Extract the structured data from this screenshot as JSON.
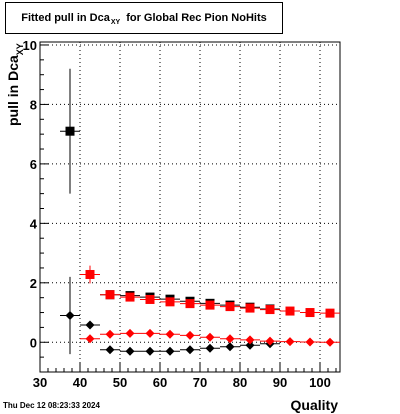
{
  "title": {
    "main": "Fitted pull in Dca",
    "subscript": "XY",
    "rest": "for Global Rec Pion NoHits"
  },
  "timestamp": "Thu Dec 12 08:23:33 2024",
  "chart_data": {
    "type": "scatter",
    "xlabel": "Quality",
    "ylabel": "pull in Dca",
    "ylabel_subscript": "XY",
    "xlim": [
      30,
      105
    ],
    "ylim": [
      -1,
      10.1
    ],
    "x_ticks": [
      30,
      40,
      50,
      60,
      70,
      80,
      90,
      100
    ],
    "y_ticks": [
      0,
      2,
      4,
      6,
      8,
      10
    ],
    "grid": true,
    "series": [
      {
        "marker": "square",
        "color": "#000000",
        "points": [
          {
            "x": 37.5,
            "y": 7.1,
            "yerr": 2.1
          },
          {
            "x": 47.5,
            "y": 1.6
          },
          {
            "x": 52.5,
            "y": 1.57
          },
          {
            "x": 57.5,
            "y": 1.52
          },
          {
            "x": 62.5,
            "y": 1.45
          },
          {
            "x": 67.5,
            "y": 1.38
          },
          {
            "x": 72.5,
            "y": 1.31
          },
          {
            "x": 77.5,
            "y": 1.25
          },
          {
            "x": 82.5,
            "y": 1.18
          },
          {
            "x": 87.5,
            "y": 1.12
          }
        ]
      },
      {
        "marker": "square",
        "color": "#ff0000",
        "points": [
          {
            "x": 42.5,
            "y": 2.28,
            "yerr": 0.3
          },
          {
            "x": 47.5,
            "y": 1.6
          },
          {
            "x": 52.5,
            "y": 1.52
          },
          {
            "x": 57.5,
            "y": 1.44
          },
          {
            "x": 62.5,
            "y": 1.36
          },
          {
            "x": 67.5,
            "y": 1.3
          },
          {
            "x": 72.5,
            "y": 1.25
          },
          {
            "x": 77.5,
            "y": 1.2
          },
          {
            "x": 82.5,
            "y": 1.15
          },
          {
            "x": 87.5,
            "y": 1.1
          },
          {
            "x": 92.5,
            "y": 1.05
          },
          {
            "x": 97.5,
            "y": 1.0
          },
          {
            "x": 102.5,
            "y": 0.98
          }
        ]
      },
      {
        "marker": "diamond",
        "color": "#000000",
        "points": [
          {
            "x": 37.5,
            "y": 0.9,
            "yerr": 1.3
          },
          {
            "x": 42.5,
            "y": 0.58
          },
          {
            "x": 47.5,
            "y": -0.25
          },
          {
            "x": 52.5,
            "y": -0.3
          },
          {
            "x": 57.5,
            "y": -0.3
          },
          {
            "x": 62.5,
            "y": -0.3
          },
          {
            "x": 67.5,
            "y": -0.25
          },
          {
            "x": 72.5,
            "y": -0.2
          },
          {
            "x": 77.5,
            "y": -0.15
          },
          {
            "x": 82.5,
            "y": -0.1
          },
          {
            "x": 87.5,
            "y": -0.05
          }
        ]
      },
      {
        "marker": "diamond",
        "color": "#ff0000",
        "points": [
          {
            "x": 42.5,
            "y": 0.12
          },
          {
            "x": 47.5,
            "y": 0.27
          },
          {
            "x": 52.5,
            "y": 0.3
          },
          {
            "x": 57.5,
            "y": 0.3
          },
          {
            "x": 62.5,
            "y": 0.27
          },
          {
            "x": 67.5,
            "y": 0.23
          },
          {
            "x": 72.5,
            "y": 0.17
          },
          {
            "x": 77.5,
            "y": 0.12
          },
          {
            "x": 82.5,
            "y": 0.08
          },
          {
            "x": 87.5,
            "y": 0.04
          },
          {
            "x": 92.5,
            "y": 0.02
          },
          {
            "x": 97.5,
            "y": 0.01
          },
          {
            "x": 102.5,
            "y": 0.0
          }
        ]
      }
    ]
  }
}
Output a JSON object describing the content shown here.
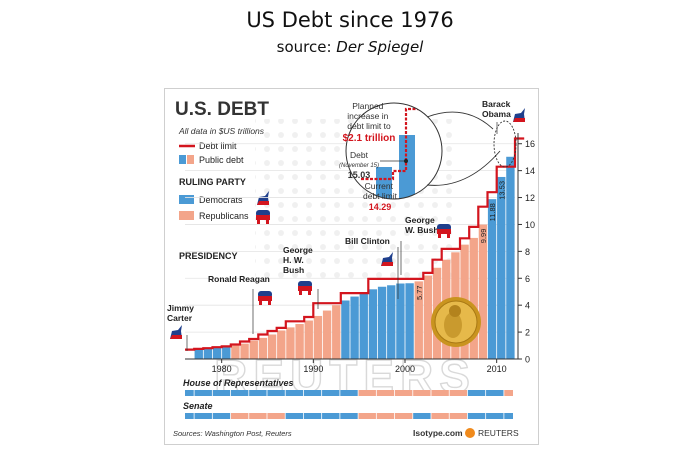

> **GIVEN REQUEST**
Repeat the material verbatim. Do not carry over any picture.

> **FULL RESPONSE**
Extract the structured data from this screenshot as JSON.
{
  "title": {
    "main": "Fitted pull in Dca",
    "subscript": "XY",
    "rest": "for Global Rec Pion NoHits"
  },
  "timestamp": "Thu Dec 12 08:23:33 2024",
  "chart_data": {
    "type": "scatter",
    "xlabel": "Quality",
    "ylabel": "pull in Dca",
    "ylabel_subscript": "XY",
    "xlim": [
      30,
      105
    ],
    "ylim": [
      -1,
      10.1
    ],
    "x_ticks": [
      30,
      40,
      50,
      60,
      70,
      80,
      90,
      100
    ],
    "y_ticks": [
      0,
      2,
      4,
      6,
      8,
      10
    ],
    "grid": true,
    "series": [
      {
        "marker": "square",
        "color": "#000000",
        "points": [
          {
            "x": 37.5,
            "y": 7.1,
            "yerr": 2.1
          },
          {
            "x": 47.5,
            "y": 1.6
          },
          {
            "x": 52.5,
            "y": 1.57
          },
          {
            "x": 57.5,
            "y": 1.52
          },
          {
            "x": 62.5,
            "y": 1.45
          },
          {
            "x": 67.5,
            "y": 1.38
          },
          {
            "x": 72.5,
            "y": 1.31
          },
          {
            "x": 77.5,
            "y": 1.25
          },
          {
            "x": 82.5,
            "y": 1.18
          },
          {
            "x": 87.5,
            "y": 1.12
          }
        ]
      },
      {
        "marker": "square",
        "color": "#ff0000",
        "points": [
          {
            "x": 42.5,
            "y": 2.28,
            "yerr": 0.3
          },
          {
            "x": 47.5,
            "y": 1.6
          },
          {
            "x": 52.5,
            "y": 1.52
          },
          {
            "x": 57.5,
            "y": 1.44
          },
          {
            "x": 62.5,
            "y": 1.36
          },
          {
            "x": 67.5,
            "y": 1.3
          },
          {
            "x": 72.5,
            "y": 1.25
          },
          {
            "x": 77.5,
            "y": 1.2
          },
          {
            "x": 82.5,
            "y": 1.15
          },
          {
            "x": 87.5,
            "y": 1.1
          },
          {
            "x": 92.5,
            "y": 1.05
          },
          {
            "x": 97.5,
            "y": 1.0
          },
          {
            "x": 102.5,
            "y": 0.98
          }
        ]
      },
      {
        "marker": "diamond",
        "color": "#000000",
        "points": [
          {
            "x": 37.5,
            "y": 0.9,
            "yerr": 1.3
          },
          {
            "x": 42.5,
            "y": 0.58
          },
          {
            "x": 47.5,
            "y": -0.25
          },
          {
            "x": 52.5,
            "y": -0.3
          },
          {
            "x": 57.5,
            "y": -0.3
          },
          {
            "x": 62.5,
            "y": -0.3
          },
          {
            "x": 67.5,
            "y": -0.25
          },
          {
            "x": 72.5,
            "y": -0.2
          },
          {
            "x": 77.5,
            "y": -0.15
          },
          {
            "x": 82.5,
            "y": -0.1
          },
          {
            "x": 87.5,
            "y": -0.05
          }
        ]
      },
      {
        "marker": "diamond",
        "color": "#ff0000",
        "points": [
          {
            "x": 42.5,
            "y": 0.12
          },
          {
            "x": 47.5,
            "y": 0.27
          },
          {
            "x": 52.5,
            "y": 0.3
          },
          {
            "x": 57.5,
            "y": 0.3
          },
          {
            "x": 62.5,
            "y": 0.27
          },
          {
            "x": 67.5,
            "y": 0.23
          },
          {
            "x": 72.5,
            "y": 0.17
          },
          {
            "x": 77.5,
            "y": 0.12
          },
          {
            "x": 82.5,
            "y": 0.08
          },
          {
            "x": 87.5,
            "y": 0.04
          },
          {
            "x": 92.5,
            "y": 0.02
          },
          {
            "x": 97.5,
            "y": 0.01
          },
          {
            "x": 102.5,
            "y": 0.0
          }
        ]
      }
    ]
  }
}
Output a JSON object describing the content shown here.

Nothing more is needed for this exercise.